*Opdracht*
Schrijf de regels hieronder letterlijk over. Begin bij de regel met "inset-frame <box>667 392 993 719</box>" en stop na de regel met "colorbar-tick-label: 0 <box>754".
━━━━━ Lijst met records ━━━━━
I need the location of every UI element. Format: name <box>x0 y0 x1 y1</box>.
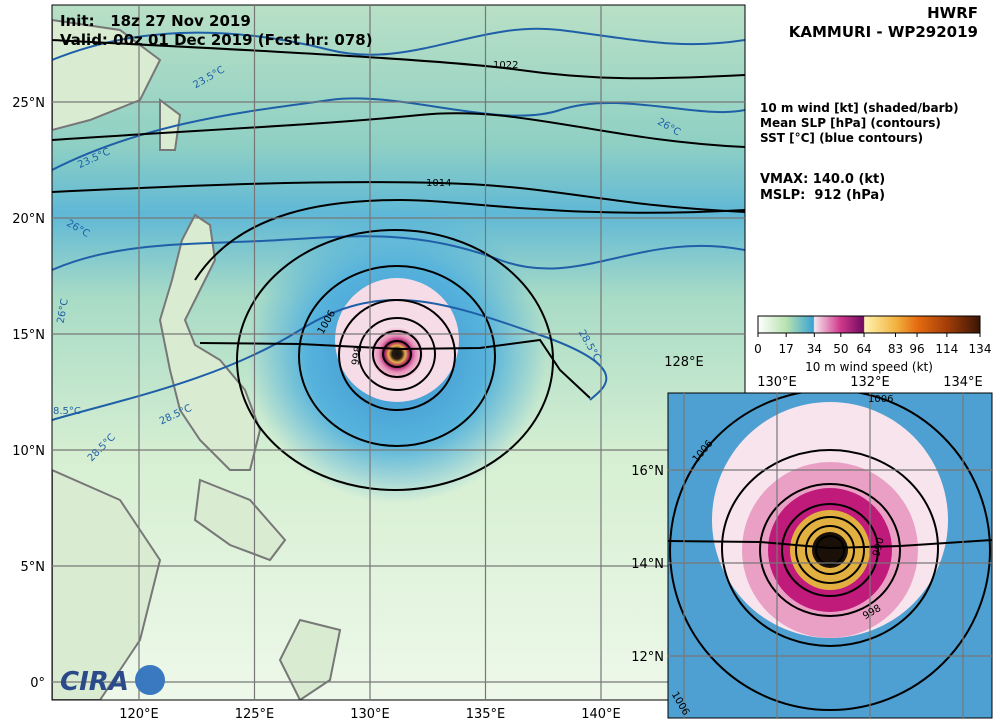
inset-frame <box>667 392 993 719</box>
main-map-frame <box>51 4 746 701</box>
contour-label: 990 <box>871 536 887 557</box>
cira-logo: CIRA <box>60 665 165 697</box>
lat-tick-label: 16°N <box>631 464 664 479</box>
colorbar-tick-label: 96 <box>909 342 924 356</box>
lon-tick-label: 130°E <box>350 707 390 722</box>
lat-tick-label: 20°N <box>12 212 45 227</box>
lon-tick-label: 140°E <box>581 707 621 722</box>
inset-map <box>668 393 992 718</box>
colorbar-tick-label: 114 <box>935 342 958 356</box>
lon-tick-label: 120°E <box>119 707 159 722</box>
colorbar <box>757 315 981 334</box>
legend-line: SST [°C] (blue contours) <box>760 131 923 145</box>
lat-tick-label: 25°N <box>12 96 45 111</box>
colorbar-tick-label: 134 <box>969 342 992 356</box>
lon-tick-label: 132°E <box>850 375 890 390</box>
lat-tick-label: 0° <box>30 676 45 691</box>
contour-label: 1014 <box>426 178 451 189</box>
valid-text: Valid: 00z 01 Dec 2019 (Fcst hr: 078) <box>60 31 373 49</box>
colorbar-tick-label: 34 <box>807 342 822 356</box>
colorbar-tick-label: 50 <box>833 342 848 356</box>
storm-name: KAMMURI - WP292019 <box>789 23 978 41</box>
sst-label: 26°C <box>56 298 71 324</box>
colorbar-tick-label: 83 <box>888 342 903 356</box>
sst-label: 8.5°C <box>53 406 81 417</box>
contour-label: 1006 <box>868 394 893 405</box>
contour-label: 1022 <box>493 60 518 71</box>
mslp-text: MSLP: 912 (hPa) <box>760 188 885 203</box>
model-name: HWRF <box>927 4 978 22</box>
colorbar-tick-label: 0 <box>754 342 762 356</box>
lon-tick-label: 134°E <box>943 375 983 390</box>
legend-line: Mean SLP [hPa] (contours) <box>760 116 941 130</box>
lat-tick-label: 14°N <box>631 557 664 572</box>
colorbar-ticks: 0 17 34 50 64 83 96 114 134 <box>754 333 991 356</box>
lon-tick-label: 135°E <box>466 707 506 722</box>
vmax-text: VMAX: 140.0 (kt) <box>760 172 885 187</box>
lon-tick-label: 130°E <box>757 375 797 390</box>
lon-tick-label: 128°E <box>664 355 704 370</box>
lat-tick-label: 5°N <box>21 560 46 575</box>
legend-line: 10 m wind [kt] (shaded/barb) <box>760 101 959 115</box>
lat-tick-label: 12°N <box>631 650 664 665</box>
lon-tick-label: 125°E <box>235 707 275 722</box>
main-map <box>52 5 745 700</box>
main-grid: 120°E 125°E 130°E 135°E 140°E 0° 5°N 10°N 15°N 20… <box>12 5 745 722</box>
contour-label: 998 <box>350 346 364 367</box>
━━━━━
*Antwoord*
inset-frame <box>667 392 993 719</box>
main-map-frame <box>51 4 746 701</box>
contour-label: 990 <box>871 536 887 557</box>
cira-logo: CIRA <box>60 665 165 697</box>
lat-tick-label: 16°N <box>631 464 664 479</box>
colorbar-tick-label: 96 <box>909 342 924 356</box>
lon-tick-label: 130°E <box>350 707 390 722</box>
lat-tick-label: 20°N <box>12 212 45 227</box>
lon-tick-label: 140°E <box>581 707 621 722</box>
inset-map <box>668 393 992 718</box>
colorbar-tick-label: 114 <box>935 342 958 356</box>
lon-tick-label: 120°E <box>119 707 159 722</box>
colorbar <box>757 315 981 334</box>
legend-line: SST [°C] (blue contours) <box>760 131 923 145</box>
lat-tick-label: 25°N <box>12 96 45 111</box>
colorbar-tick-label: 134 <box>969 342 992 356</box>
lon-tick-label: 132°E <box>850 375 890 390</box>
lat-tick-label: 0° <box>30 676 45 691</box>
contour-label: 1014 <box>426 178 451 189</box>
valid-text: Valid: 00z 01 Dec 2019 (Fcst hr: 078) <box>60 31 373 49</box>
colorbar-tick-label: 34 <box>807 342 822 356</box>
colorbar-tick-label: 50 <box>833 342 848 356</box>
storm-name: KAMMURI - WP292019 <box>789 23 978 41</box>
sst-label: 26°C <box>56 298 71 324</box>
colorbar-tick-label: 83 <box>888 342 903 356</box>
sst-label: 8.5°C <box>53 406 81 417</box>
contour-label: 1006 <box>868 394 893 405</box>
contour-label: 1022 <box>493 60 518 71</box>
mslp-text: MSLP: 912 (hPa) <box>760 188 885 203</box>
model-name: HWRF <box>927 4 978 22</box>
colorbar-tick-label: 0 <box>754 342 762 356</box>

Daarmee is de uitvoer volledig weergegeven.